Short exercise: Report the count of lines holding "pháp" in the records, with no other words.

Recorded information:
** begin **

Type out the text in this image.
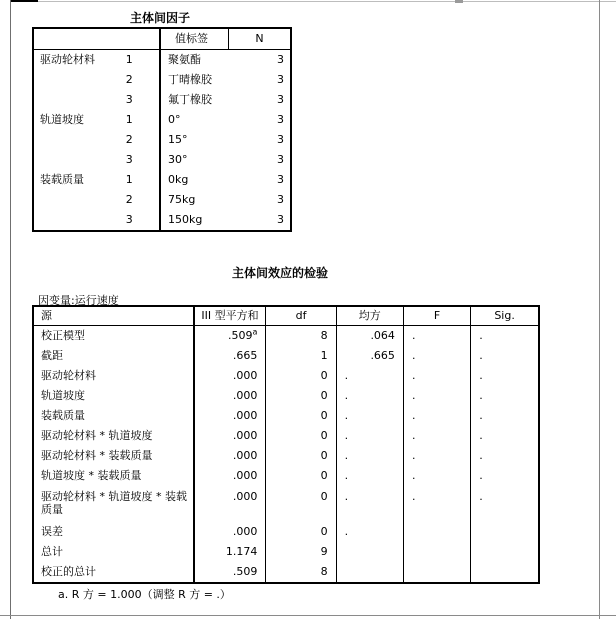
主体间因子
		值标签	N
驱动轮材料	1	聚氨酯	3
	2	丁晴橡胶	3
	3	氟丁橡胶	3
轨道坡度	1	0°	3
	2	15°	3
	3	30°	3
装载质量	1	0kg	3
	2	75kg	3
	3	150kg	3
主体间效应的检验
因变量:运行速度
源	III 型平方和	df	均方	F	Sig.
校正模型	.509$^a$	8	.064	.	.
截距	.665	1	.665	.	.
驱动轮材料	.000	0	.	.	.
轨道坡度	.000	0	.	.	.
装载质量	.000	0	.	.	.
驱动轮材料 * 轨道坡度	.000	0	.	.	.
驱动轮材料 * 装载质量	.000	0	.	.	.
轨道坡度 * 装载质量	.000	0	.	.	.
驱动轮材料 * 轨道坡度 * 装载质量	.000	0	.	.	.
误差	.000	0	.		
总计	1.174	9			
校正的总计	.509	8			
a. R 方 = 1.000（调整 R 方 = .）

** end **
** begin **

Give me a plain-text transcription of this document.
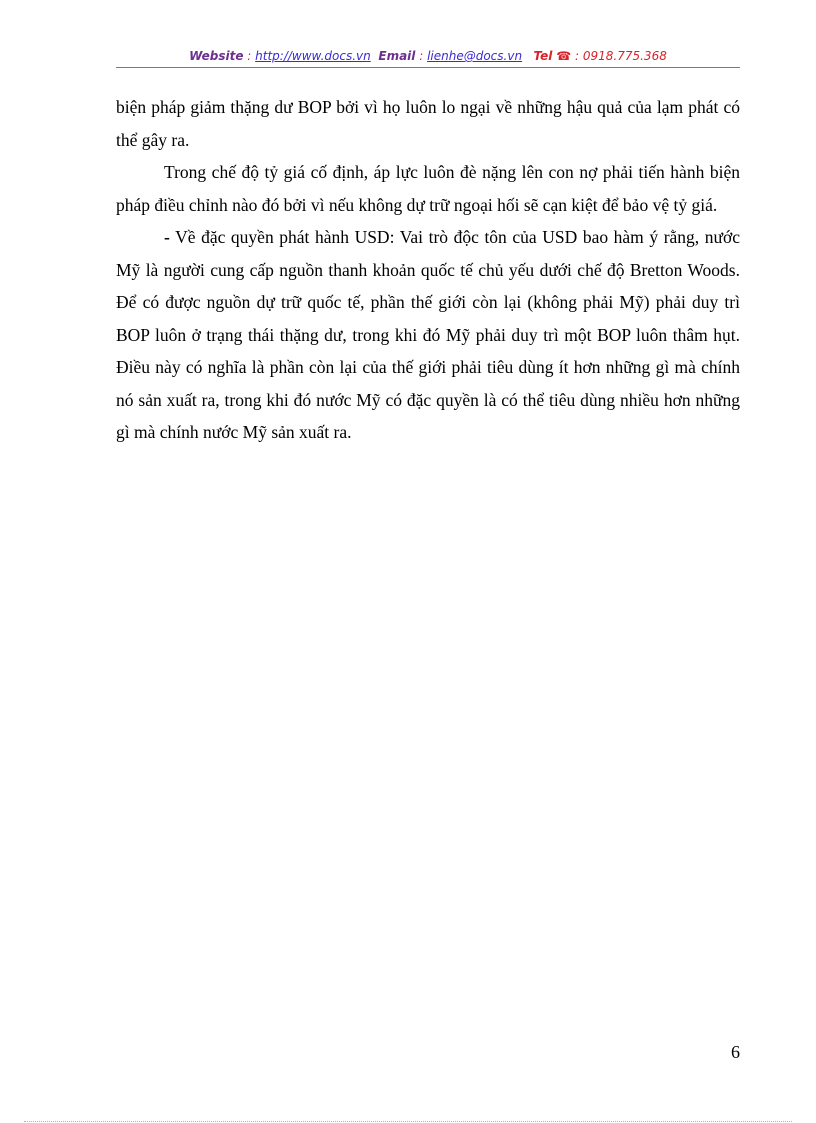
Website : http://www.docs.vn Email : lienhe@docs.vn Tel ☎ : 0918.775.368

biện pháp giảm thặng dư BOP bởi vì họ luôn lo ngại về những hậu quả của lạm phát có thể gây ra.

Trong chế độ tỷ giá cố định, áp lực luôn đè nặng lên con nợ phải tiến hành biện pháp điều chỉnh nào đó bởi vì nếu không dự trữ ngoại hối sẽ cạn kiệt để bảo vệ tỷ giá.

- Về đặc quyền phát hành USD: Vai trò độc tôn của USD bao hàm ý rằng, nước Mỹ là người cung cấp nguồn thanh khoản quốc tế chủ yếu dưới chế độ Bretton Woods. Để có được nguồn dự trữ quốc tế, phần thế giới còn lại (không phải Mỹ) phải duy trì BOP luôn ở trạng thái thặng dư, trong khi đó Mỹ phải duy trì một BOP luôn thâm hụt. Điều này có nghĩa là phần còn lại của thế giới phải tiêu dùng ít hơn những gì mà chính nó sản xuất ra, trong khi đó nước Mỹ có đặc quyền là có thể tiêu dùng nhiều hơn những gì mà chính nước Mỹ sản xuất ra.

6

** end **
** begin **

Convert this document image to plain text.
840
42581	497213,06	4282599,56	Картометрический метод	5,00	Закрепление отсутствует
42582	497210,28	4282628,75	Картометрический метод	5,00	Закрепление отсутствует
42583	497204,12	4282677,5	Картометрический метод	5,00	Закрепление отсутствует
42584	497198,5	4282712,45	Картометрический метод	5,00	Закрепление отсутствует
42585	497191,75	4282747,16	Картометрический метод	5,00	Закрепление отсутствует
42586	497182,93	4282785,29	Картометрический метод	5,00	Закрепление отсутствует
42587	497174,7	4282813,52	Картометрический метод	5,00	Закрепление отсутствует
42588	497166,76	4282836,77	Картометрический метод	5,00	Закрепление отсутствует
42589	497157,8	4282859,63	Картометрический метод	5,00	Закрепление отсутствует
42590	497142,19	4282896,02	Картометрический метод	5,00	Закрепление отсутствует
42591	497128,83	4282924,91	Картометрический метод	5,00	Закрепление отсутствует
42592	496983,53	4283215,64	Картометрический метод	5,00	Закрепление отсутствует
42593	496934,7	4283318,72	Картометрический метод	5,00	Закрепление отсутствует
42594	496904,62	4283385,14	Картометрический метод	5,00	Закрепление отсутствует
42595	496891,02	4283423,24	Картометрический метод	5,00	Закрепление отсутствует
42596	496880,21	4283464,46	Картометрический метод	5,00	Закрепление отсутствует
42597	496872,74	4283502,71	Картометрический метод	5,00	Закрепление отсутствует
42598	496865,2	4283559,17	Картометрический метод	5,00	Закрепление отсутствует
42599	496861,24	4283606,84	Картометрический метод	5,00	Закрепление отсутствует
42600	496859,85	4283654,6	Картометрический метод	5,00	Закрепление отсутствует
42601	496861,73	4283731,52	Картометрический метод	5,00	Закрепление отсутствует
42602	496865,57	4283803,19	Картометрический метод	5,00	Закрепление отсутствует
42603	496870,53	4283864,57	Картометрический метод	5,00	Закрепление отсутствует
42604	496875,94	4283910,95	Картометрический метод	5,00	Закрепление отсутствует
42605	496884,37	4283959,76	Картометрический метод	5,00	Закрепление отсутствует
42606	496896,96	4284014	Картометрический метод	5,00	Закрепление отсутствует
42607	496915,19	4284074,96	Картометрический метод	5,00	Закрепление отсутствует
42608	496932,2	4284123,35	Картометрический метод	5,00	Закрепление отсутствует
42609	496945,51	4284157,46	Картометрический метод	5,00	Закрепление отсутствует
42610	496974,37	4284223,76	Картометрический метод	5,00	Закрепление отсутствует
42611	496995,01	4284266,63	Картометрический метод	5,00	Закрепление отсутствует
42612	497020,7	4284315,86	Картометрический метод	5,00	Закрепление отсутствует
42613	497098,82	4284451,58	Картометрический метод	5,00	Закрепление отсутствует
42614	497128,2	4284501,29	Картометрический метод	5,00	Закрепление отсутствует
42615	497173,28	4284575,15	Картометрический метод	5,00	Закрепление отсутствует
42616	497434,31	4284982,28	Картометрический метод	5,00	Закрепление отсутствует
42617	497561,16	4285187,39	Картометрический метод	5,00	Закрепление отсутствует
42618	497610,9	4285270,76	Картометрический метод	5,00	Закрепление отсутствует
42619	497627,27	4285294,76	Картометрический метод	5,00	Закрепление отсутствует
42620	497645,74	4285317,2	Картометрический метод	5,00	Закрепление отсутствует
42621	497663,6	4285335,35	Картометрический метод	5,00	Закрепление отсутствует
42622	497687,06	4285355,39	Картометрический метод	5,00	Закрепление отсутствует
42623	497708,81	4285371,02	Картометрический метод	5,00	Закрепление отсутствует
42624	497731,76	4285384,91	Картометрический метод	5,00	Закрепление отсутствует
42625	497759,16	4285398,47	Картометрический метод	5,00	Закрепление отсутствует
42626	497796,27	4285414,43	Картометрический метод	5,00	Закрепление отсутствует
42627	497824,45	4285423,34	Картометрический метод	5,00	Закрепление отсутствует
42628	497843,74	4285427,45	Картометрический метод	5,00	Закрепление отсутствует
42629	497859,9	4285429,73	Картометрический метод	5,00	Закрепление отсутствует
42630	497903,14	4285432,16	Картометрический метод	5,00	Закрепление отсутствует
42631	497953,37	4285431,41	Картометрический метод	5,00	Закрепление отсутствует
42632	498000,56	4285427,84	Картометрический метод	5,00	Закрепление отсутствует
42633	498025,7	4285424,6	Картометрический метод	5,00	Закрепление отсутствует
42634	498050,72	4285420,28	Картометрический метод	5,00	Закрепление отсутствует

** end **

Response: 2